-- Text for analysis follows --
Purpose of the Study:

  • To investigate the emergence and characteristics of diffusion-limited growth (DLG) in microbial colonies.
  • To differentiate DLG from other colony morphologies, such as pseudohyphal growth.
  • To determine which microbial species, Bacillus subtilis and Saccharomyces cerevisiae, exhibit DLG.

Main Methods:

  • Developed an agent-based model simulating microbial cells and nutrient diffusion.
  • Employed a continuous reaction-diffusion model to define the parameter space for DLG.
  • Conducted comparative experiments using Bacillus subtilis and Saccharomyces cerevisiae colonies.

Main Results:

  • Growth directed towards a nutrient source indicates DLG influence on colony morphology.
  • Bacillus subtilis exhibits DLG, consistent with model predictions.
  • Saccharomyces cerevisiae does not exhibit DLG; its non-uniform growth is attributed to pseudohyphal growth.

Conclusions:

  • DLG is a significant factor shaping Bacillus subtilis colony morphology.
  • Saccharomyces cerevisiae's non-uniform growth is primarily driven by pseudohyphal development, not nutrient limitation.
  • The study provides a framework for identifying and distinguishing DLG in microbial systems.
-- Text for analysis concluded --
-- Data under study follows --
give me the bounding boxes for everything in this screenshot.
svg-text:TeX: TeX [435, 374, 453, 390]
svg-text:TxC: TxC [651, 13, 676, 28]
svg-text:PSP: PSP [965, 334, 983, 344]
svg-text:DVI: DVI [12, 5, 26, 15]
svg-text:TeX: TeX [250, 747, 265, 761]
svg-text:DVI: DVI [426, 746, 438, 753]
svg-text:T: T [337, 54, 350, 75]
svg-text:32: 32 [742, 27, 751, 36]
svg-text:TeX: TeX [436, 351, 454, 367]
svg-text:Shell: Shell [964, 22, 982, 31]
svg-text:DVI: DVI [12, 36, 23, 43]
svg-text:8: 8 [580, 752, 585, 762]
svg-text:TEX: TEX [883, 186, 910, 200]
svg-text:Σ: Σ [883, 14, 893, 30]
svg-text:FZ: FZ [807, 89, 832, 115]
-- Data under study concluded --
→ Task details
Return the part of the diffusion-limited growth summary from "Purpose of the" to "and nutrient diffusion.", copied word for word.

→ Output below
Purpose of the Study:

  • To investigate the emergence and characteristics of diffusion-limited growth (DLG) in microbial colonies.
  • To differentiate DLG from other colony morphologies, such as pseudohyphal growth.
  • To determine which microbial species, Bacillus subtilis and Saccharomyces cerevisiae, exhibit DLG.

Main Methods:

  • Developed an agent-based model simulating microbial cells and nutrient diffusion.